▶ **SHORT TASK**:
Look through the data for the string "emot". Copy every line where it is found.

· · · ·

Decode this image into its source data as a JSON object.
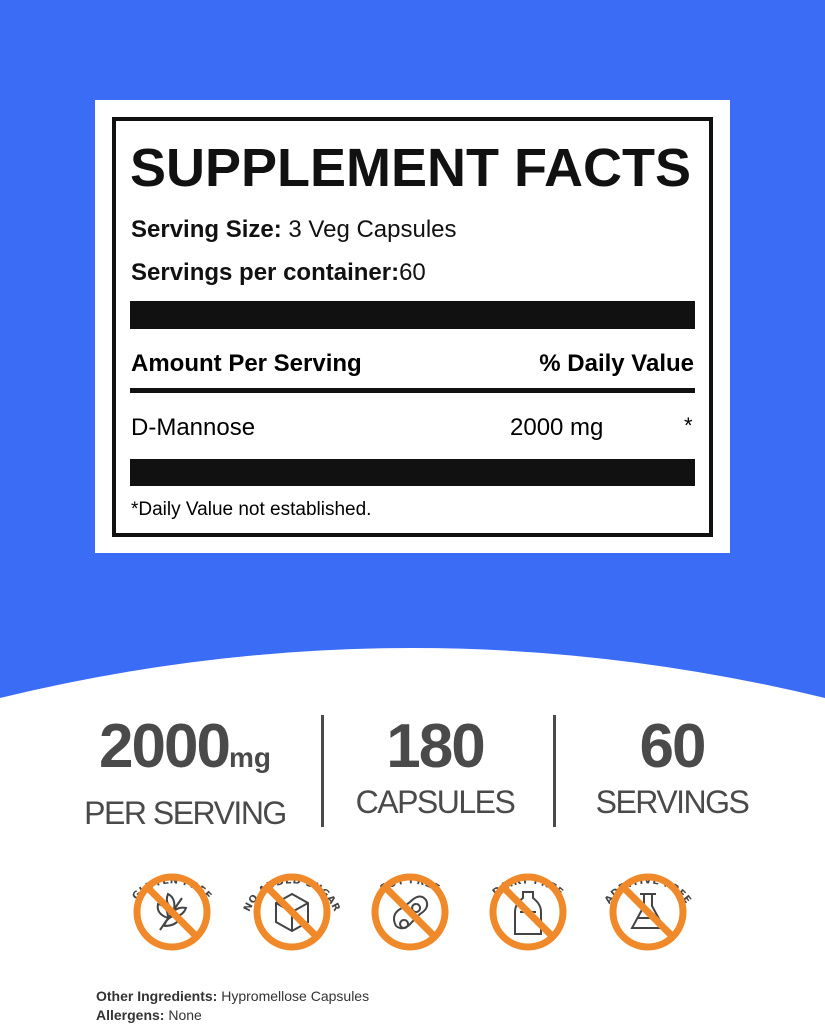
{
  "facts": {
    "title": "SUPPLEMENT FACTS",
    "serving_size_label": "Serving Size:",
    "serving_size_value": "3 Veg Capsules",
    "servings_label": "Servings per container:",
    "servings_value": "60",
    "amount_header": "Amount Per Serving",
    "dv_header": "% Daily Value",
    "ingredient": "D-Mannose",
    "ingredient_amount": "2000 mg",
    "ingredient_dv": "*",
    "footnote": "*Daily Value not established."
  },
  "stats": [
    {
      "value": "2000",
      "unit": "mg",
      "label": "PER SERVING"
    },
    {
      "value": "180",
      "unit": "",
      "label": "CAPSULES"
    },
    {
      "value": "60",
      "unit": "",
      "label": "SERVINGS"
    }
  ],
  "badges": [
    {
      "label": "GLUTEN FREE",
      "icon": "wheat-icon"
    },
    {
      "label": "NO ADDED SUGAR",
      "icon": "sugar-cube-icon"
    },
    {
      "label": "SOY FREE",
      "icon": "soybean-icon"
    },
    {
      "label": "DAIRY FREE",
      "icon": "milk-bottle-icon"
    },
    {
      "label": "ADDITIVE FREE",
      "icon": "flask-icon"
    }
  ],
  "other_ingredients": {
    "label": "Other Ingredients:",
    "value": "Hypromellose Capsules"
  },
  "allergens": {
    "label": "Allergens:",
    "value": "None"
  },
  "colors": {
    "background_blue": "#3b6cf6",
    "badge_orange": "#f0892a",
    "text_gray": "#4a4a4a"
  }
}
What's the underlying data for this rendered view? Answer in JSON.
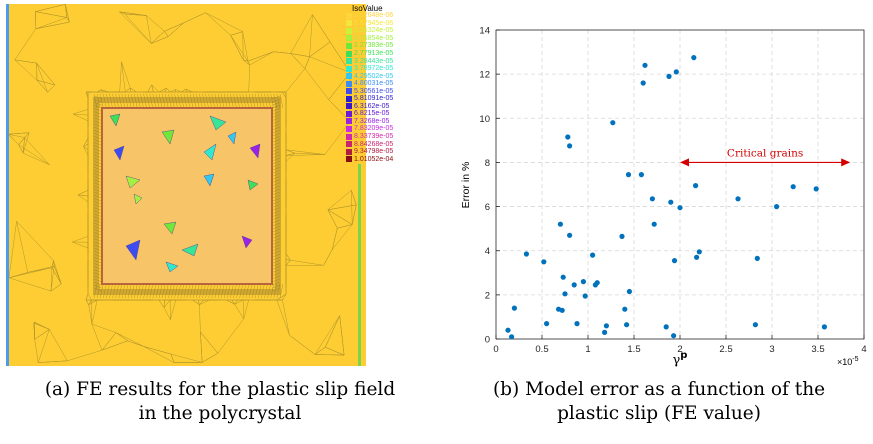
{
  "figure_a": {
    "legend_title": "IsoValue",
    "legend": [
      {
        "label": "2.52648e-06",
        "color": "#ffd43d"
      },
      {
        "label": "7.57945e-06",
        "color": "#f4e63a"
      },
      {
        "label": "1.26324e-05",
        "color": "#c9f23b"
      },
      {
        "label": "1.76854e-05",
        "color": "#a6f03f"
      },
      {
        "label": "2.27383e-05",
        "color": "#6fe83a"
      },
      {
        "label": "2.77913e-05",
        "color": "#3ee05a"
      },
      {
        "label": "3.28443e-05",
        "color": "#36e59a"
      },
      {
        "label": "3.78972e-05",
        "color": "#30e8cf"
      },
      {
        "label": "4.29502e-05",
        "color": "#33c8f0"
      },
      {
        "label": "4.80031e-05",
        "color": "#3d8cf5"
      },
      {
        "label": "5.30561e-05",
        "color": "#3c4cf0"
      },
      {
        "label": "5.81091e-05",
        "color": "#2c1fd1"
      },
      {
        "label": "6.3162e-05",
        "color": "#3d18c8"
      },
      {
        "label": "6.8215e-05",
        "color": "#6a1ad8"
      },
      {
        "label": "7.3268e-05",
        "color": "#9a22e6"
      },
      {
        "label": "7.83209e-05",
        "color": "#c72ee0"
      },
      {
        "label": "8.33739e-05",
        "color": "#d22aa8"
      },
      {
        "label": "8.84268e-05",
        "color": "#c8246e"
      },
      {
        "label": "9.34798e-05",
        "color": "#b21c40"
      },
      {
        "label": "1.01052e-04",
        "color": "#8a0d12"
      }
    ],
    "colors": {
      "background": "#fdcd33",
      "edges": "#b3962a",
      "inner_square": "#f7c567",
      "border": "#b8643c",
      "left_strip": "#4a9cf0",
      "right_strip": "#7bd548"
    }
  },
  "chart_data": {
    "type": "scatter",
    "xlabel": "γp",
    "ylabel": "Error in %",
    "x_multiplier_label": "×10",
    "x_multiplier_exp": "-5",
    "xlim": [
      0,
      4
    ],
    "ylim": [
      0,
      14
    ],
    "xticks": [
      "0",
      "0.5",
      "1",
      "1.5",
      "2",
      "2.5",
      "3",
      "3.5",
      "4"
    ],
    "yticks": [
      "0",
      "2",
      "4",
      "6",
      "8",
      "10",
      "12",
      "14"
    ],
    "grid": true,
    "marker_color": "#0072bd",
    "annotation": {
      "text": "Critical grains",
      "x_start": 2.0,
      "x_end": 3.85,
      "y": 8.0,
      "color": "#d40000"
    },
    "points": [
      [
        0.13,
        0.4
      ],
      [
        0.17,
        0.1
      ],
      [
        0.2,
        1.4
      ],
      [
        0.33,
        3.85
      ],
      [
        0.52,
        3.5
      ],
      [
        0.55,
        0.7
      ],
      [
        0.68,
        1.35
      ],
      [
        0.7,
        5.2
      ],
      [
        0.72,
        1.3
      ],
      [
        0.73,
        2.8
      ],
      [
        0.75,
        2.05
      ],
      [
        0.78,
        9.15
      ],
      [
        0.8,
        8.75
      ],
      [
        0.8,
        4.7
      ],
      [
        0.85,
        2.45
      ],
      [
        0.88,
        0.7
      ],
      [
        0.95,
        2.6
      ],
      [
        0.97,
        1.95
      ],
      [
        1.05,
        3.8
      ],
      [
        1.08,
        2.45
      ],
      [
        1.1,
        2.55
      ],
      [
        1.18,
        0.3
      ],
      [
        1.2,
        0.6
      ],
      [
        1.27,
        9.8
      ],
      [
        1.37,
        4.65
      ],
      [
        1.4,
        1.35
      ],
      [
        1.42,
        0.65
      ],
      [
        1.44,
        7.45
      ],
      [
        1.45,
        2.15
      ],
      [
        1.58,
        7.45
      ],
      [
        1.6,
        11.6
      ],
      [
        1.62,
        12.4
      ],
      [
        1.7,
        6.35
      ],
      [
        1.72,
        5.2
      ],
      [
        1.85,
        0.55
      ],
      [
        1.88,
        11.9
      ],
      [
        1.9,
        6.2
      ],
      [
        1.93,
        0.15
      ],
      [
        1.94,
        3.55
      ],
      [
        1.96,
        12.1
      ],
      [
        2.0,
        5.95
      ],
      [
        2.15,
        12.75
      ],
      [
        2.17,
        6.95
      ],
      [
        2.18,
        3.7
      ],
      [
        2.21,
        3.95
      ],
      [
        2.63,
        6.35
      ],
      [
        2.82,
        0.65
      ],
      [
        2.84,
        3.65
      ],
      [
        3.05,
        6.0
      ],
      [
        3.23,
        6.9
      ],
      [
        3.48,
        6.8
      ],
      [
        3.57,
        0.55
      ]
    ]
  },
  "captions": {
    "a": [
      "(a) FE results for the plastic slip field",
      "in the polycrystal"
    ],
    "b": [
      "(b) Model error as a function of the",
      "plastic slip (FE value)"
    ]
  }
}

· · · ·

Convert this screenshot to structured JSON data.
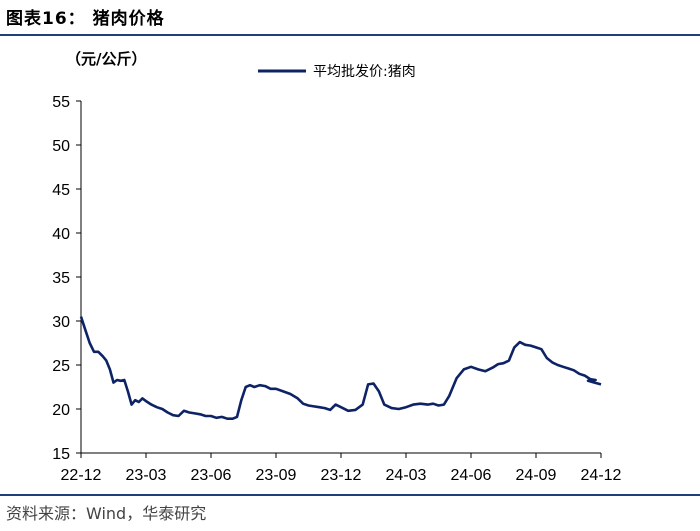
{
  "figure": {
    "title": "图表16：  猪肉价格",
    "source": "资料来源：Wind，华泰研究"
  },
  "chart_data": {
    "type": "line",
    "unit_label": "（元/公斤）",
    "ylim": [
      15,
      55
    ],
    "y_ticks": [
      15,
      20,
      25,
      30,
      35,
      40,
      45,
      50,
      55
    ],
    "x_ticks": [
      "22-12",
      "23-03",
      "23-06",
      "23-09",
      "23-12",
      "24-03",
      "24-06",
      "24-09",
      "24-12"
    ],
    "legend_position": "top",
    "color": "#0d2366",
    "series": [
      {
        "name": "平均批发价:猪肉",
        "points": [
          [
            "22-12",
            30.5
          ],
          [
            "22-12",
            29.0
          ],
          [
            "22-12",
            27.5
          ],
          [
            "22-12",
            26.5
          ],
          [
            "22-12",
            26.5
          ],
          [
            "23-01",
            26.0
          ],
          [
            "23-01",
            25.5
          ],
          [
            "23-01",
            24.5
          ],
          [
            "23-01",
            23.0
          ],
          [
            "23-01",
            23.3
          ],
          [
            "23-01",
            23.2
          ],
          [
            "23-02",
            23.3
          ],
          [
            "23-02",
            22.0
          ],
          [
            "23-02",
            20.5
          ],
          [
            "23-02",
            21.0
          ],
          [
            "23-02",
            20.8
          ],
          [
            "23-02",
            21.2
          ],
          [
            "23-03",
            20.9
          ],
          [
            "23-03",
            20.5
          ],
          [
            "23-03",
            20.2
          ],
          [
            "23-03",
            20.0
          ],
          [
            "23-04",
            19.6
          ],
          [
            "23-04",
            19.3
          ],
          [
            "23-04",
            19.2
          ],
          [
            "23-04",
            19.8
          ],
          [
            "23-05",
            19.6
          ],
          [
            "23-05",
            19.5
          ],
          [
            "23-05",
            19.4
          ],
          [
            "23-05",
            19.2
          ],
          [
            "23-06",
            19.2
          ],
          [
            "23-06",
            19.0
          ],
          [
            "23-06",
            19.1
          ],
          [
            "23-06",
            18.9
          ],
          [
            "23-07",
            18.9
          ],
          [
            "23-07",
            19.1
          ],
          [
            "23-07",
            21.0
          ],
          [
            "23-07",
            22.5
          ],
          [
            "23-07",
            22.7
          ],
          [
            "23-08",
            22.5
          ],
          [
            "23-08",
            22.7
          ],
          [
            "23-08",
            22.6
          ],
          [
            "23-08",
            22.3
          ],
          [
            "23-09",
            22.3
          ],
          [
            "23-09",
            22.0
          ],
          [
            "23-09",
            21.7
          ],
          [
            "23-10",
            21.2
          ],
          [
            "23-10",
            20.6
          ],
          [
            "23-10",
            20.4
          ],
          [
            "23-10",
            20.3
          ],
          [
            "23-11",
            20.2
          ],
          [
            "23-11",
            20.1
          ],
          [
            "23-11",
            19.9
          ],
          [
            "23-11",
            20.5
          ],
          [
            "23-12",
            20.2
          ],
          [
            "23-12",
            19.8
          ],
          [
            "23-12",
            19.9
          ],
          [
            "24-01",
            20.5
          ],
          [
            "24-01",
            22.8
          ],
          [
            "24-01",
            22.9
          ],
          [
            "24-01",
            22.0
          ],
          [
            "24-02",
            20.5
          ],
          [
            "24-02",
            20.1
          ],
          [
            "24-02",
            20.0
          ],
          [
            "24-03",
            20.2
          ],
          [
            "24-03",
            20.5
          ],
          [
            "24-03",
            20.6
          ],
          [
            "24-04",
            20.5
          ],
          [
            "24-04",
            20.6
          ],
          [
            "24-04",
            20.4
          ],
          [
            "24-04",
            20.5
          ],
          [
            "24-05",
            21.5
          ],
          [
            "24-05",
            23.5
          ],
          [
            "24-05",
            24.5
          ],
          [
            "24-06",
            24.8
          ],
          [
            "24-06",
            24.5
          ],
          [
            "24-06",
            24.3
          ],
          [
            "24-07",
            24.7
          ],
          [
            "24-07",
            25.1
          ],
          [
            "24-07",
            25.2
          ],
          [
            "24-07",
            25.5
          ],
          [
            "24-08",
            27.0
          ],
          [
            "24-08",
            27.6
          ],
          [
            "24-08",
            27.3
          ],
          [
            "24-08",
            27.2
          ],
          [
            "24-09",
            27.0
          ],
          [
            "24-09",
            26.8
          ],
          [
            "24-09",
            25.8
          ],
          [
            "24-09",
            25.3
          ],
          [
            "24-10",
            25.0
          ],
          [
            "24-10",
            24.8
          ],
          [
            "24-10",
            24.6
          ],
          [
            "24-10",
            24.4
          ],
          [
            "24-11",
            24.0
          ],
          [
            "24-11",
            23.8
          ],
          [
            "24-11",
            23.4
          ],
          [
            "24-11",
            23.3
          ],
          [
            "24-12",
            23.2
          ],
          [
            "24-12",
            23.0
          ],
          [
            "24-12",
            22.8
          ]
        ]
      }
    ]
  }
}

· · · ·

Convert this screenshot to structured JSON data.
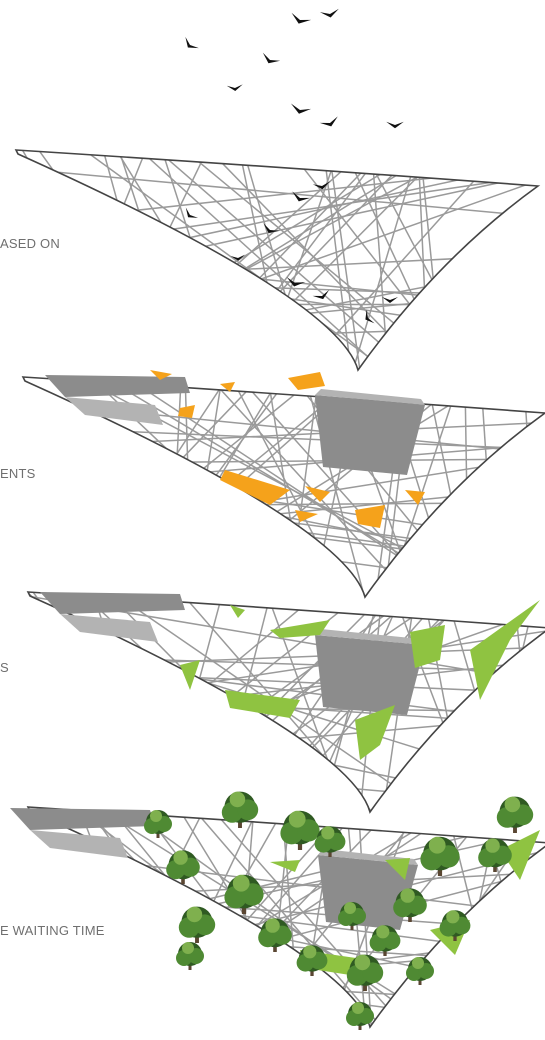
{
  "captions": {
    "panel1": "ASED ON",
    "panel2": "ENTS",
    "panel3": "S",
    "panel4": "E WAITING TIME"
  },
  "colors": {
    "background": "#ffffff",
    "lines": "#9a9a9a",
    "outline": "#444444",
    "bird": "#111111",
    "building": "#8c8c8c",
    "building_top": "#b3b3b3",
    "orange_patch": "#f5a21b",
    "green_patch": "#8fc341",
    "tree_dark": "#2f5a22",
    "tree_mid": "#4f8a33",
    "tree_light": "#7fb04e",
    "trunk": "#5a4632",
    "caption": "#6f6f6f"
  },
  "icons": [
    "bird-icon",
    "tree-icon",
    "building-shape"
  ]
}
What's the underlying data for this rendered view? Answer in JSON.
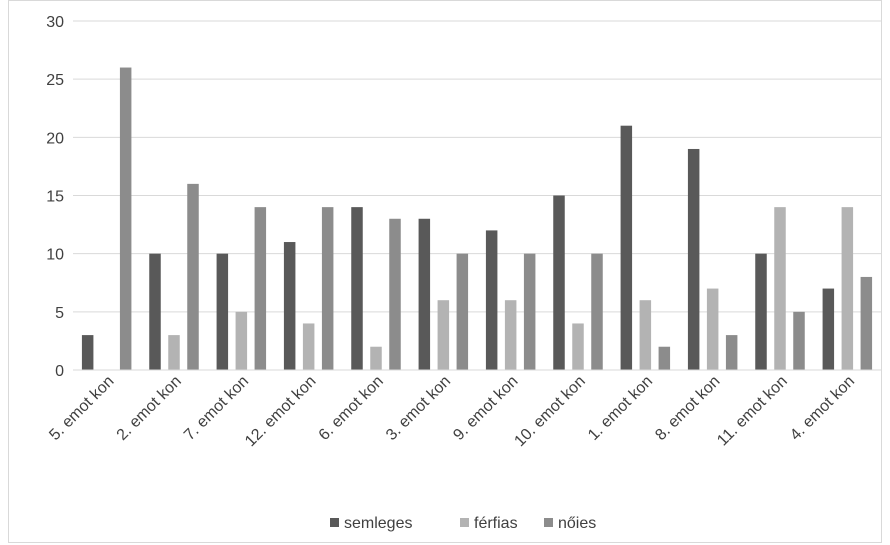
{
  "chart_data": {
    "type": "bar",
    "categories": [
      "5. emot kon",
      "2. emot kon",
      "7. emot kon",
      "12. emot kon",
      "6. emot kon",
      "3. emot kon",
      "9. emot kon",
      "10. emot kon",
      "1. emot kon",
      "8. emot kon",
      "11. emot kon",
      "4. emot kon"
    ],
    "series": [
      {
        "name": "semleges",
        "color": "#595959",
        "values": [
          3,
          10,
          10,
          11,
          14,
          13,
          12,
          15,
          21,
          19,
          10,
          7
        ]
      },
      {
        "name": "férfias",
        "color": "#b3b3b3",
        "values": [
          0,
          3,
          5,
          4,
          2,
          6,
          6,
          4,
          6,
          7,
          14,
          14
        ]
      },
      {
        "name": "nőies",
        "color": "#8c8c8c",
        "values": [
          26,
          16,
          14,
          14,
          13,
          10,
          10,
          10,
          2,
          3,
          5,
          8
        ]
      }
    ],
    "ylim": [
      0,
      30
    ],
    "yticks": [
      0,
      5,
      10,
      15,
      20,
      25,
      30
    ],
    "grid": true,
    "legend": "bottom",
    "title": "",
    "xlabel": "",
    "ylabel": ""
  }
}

· · · ·

▶ **TASK ANSWER**:
      "5. emot kon",
      "2. emot kon",
      "7. emot kon",
      "12. emot kon",
      "6. emot kon",
      "3. emot kon",
      "9. emot kon",
      "10. emot kon",
      "1. emot kon",
      "8. emot kon",
      "11. emot kon",
      "4. emot kon"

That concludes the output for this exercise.